> **Directive**
Using the material that follows, identify and copy each line with the string "JSON".

-- BEGIN --

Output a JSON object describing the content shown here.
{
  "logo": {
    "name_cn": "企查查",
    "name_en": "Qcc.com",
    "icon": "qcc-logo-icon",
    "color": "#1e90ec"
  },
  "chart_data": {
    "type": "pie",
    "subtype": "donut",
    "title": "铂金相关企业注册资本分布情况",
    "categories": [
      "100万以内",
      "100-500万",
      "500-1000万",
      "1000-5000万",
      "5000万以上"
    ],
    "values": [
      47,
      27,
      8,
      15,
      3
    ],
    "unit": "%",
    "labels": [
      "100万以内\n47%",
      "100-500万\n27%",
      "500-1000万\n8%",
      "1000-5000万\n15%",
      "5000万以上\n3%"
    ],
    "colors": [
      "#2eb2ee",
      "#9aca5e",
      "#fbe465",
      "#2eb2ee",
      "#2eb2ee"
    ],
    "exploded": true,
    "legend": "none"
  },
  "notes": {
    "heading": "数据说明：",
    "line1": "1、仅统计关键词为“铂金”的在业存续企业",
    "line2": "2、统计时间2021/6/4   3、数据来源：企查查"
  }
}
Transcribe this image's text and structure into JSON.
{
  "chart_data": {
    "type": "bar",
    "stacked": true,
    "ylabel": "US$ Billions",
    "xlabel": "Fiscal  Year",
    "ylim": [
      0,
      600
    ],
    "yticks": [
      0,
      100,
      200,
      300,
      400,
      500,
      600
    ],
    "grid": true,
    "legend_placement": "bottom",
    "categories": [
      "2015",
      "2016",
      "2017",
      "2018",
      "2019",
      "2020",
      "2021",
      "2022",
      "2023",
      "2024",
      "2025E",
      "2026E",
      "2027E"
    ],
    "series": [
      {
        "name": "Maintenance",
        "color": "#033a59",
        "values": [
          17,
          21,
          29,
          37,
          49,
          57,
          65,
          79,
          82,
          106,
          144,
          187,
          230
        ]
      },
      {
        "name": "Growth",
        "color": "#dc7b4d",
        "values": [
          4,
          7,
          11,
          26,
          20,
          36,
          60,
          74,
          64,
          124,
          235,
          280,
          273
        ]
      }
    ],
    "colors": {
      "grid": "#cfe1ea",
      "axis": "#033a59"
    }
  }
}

-- END --

> **Finished answer**
Output a JSON object describing the content shown here.
Transcribe this image's text and structure into JSON.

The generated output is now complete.